# What is being asked
Give back the full listing, character for character, with no pictures.

# Data excerpts

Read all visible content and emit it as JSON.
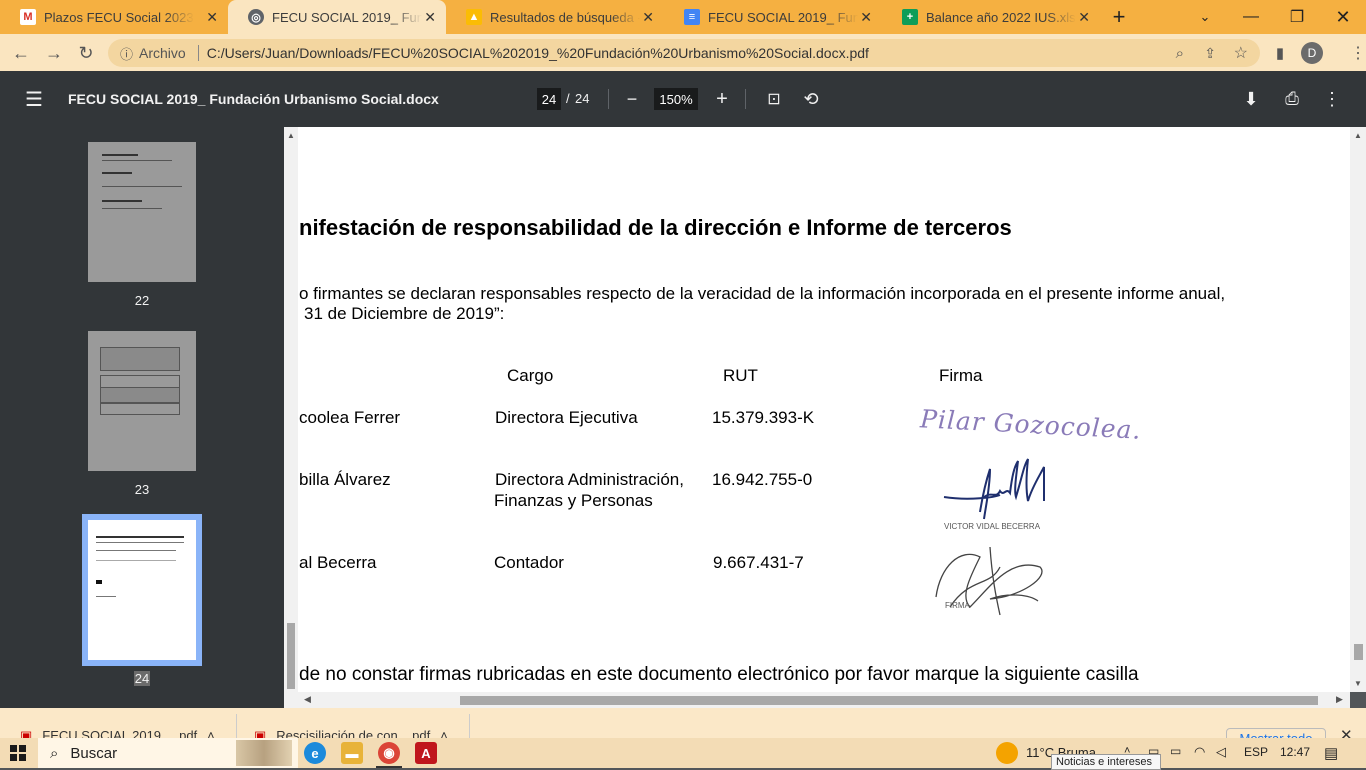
{
  "tabs": [
    {
      "icon": "gmail-icon",
      "title": "Plazos FECU Social 2023 - da"
    },
    {
      "icon": "globe-icon",
      "title": "FECU SOCIAL 2019_ Fundació"
    },
    {
      "icon": "google-drive-icon",
      "title": "Resultados de búsqueda - Go"
    },
    {
      "icon": "google-docs-icon",
      "title": "FECU SOCIAL 2019_ Fundació"
    },
    {
      "icon": "google-sheets-icon",
      "title": "Balance año 2022 IUS.xlsx - H"
    }
  ],
  "omnibox": {
    "label": "Archivo",
    "url": "C:/Users/Juan/Downloads/FECU%20SOCIAL%202019_%20Fundación%20Urbanismo%20Social.docx.pdf",
    "profile_initial": "D"
  },
  "pdf_toolbar": {
    "title": "FECU SOCIAL 2019_ Fundación Urbanismo Social.docx",
    "current_page": "24",
    "page_separator": "/",
    "total_pages": "24",
    "zoom": "150%"
  },
  "sidebar": {
    "thumbnails": [
      {
        "label": "22"
      },
      {
        "label": "23"
      },
      {
        "label": "24"
      }
    ]
  },
  "document": {
    "heading": "nifestación de responsabilidad de la dirección e Informe de terceros",
    "para_line1": "o firmantes se declaran responsables respecto de la veracidad de la información incorporada en el presente informe anual,",
    "para_line2": "31 de Diciembre de 2019”:",
    "columns": {
      "cargo": "Cargo",
      "rut": "RUT",
      "firma": "Firma"
    },
    "rows": [
      {
        "name": "coolea Ferrer",
        "cargo_line1": "Directora Ejecutiva",
        "cargo_line2": "",
        "rut": "15.379.393-K",
        "signature_text": "Pilar Gozocolea."
      },
      {
        "name": "billa Álvarez",
        "cargo_line1": "Directora Administración,",
        "cargo_line2": "Finanzas y Personas",
        "rut": "16.942.755-0",
        "signature_caption": "VICTOR VIDAL BECERRA"
      },
      {
        "name": "al Becerra",
        "cargo_line1": "Contador",
        "cargo_line2": "",
        "rut": "9.667.431-7",
        "signature_caption": "FIRMA"
      }
    ],
    "footer_line": "de no constar firmas rubricadas en este documento electrónico por favor marque la siguiente casilla"
  },
  "downloads": {
    "items": [
      "FECU SOCIAL 2019_...pdf",
      "Rescisiliación de con....pdf"
    ],
    "show_all": "Mostrar todo"
  },
  "taskbar": {
    "search_placeholder": "Buscar",
    "weather": "11°C  Bruma",
    "language": "ESP",
    "time": "12:47",
    "tooltip": "Noticias e intereses"
  },
  "colors": {
    "accent": "#f5b041",
    "pdf_toolbar": "#323639",
    "selected_thumb": "#8ab4f8"
  }
}
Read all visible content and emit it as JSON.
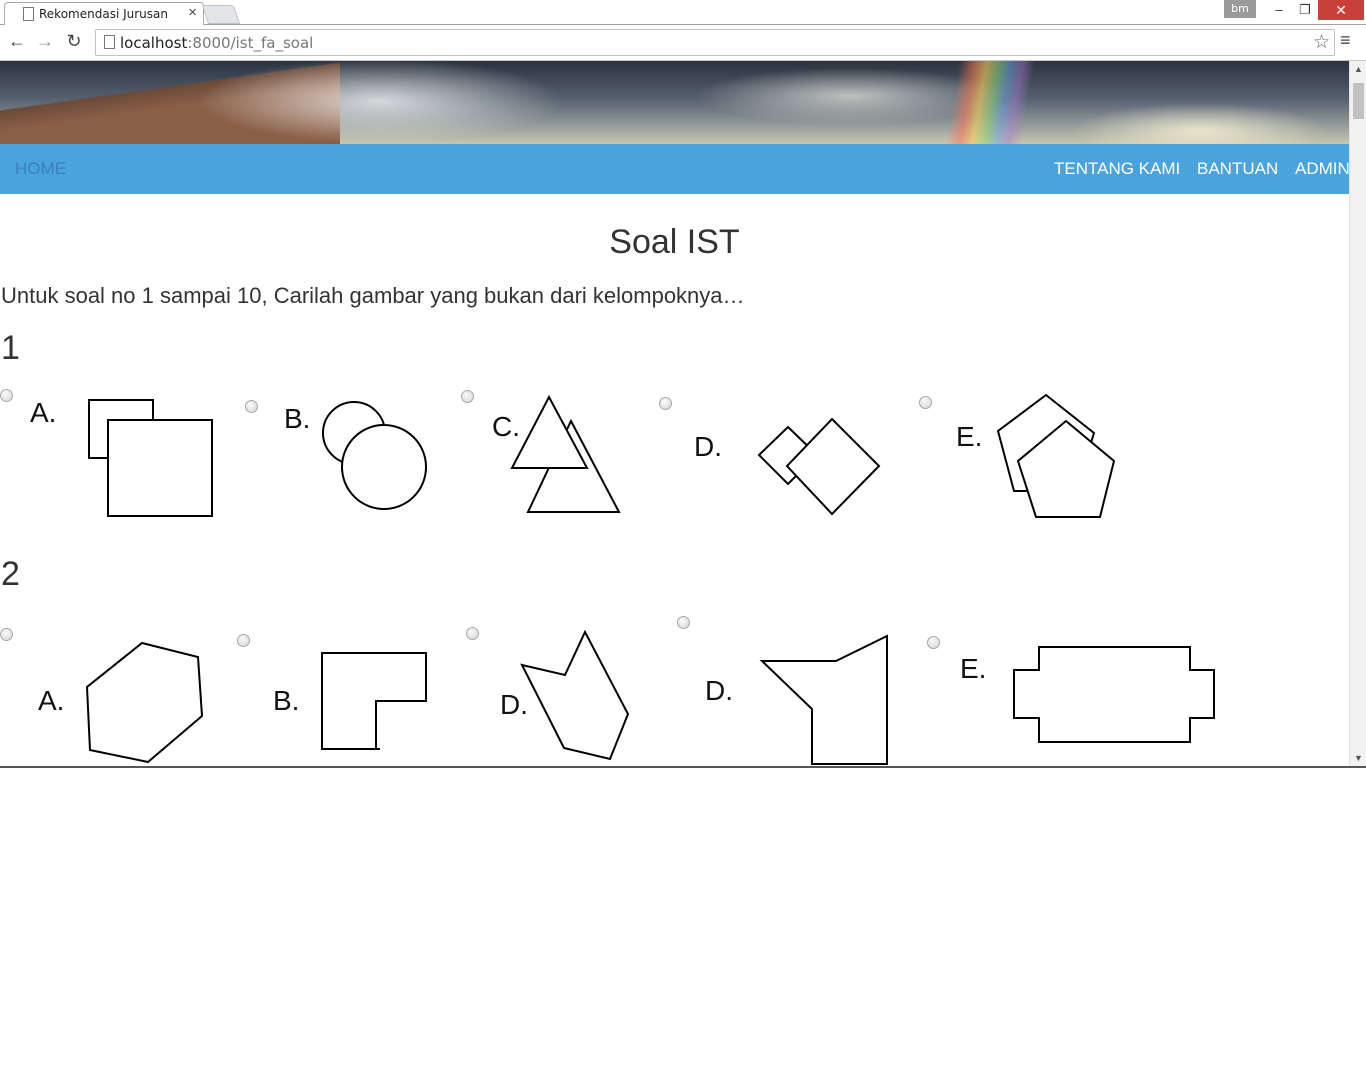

# Exercise answer
Read all visible content and emit it as JSON.
{
  "tabs": [
    {
      "icon": "gmail-icon",
      "title": "Plazos FECU Social 2023 - da"
    },
    {
      "icon": "globe-icon",
      "title": "FECU SOCIAL 2019_ Fundació"
    },
    {
      "icon": "google-drive-icon",
      "title": "Resultados de búsqueda - Go"
    },
    {
      "icon": "google-docs-icon",
      "title": "FECU SOCIAL 2019_ Fundació"
    },
    {
      "icon": "google-sheets-icon",
      "title": "Balance año 2022 IUS.xlsx - H"
    }
  ],
  "omnibox": {
    "label": "Archivo",
    "url": "C:/Users/Juan/Downloads/FECU%20SOCIAL%202019_%20Fundación%20Urbanismo%20Social.docx.pdf",
    "profile_initial": "D"
  },
  "pdf_toolbar": {
    "title": "FECU SOCIAL 2019_ Fundación Urbanismo Social.docx",
    "current_page": "24",
    "page_separator": "/",
    "total_pages": "24",
    "zoom": "150%"
  },
  "sidebar": {
    "thumbnails": [
      {
        "label": "22"
      },
      {
        "label": "23"
      },
      {
        "label": "24"
      }
    ]
  },
  "document": {
    "heading": "nifestación de responsabilidad de la dirección e Informe de terceros",
    "para_line1": "o firmantes se declaran responsables respecto de la veracidad de la información incorporada en el presente informe anual,",
    "para_line2": "31 de Diciembre de 2019”:",
    "columns": {
      "cargo": "Cargo",
      "rut": "RUT",
      "firma": "Firma"
    },
    "rows": [
      {
        "name": "coolea Ferrer",
        "cargo_line1": "Directora Ejecutiva",
        "cargo_line2": "",
        "rut": "15.379.393-K",
        "signature_text": "Pilar Gozocolea."
      },
      {
        "name": "billa Álvarez",
        "cargo_line1": "Directora Administración,",
        "cargo_line2": "Finanzas y Personas",
        "rut": "16.942.755-0",
        "signature_caption": "VICTOR VIDAL BECERRA"
      },
      {
        "name": "al Becerra",
        "cargo_line1": "Contador",
        "cargo_line2": "",
        "rut": "9.667.431-7",
        "signature_caption": "FIRMA"
      }
    ],
    "footer_line": "de no constar firmas rubricadas en este documento electrónico por favor marque la siguiente casilla"
  },
  "downloads": {
    "items": [
      "FECU SOCIAL 2019_...pdf",
      "Rescisiliación de con....pdf"
    ],
    "show_all": "Mostrar todo"
  },
  "taskbar": {
    "search_placeholder": "Buscar",
    "weather": "11°C  Bruma",
    "language": "ESP",
    "time": "12:47",
    "tooltip": "Noticias e intereses"
  },
  "colors": {
    "accent": "#f5b041",
    "pdf_toolbar": "#323639",
    "selected_thumb": "#8ab4f8"
  }
}
Read all visible content and emit it as JSON.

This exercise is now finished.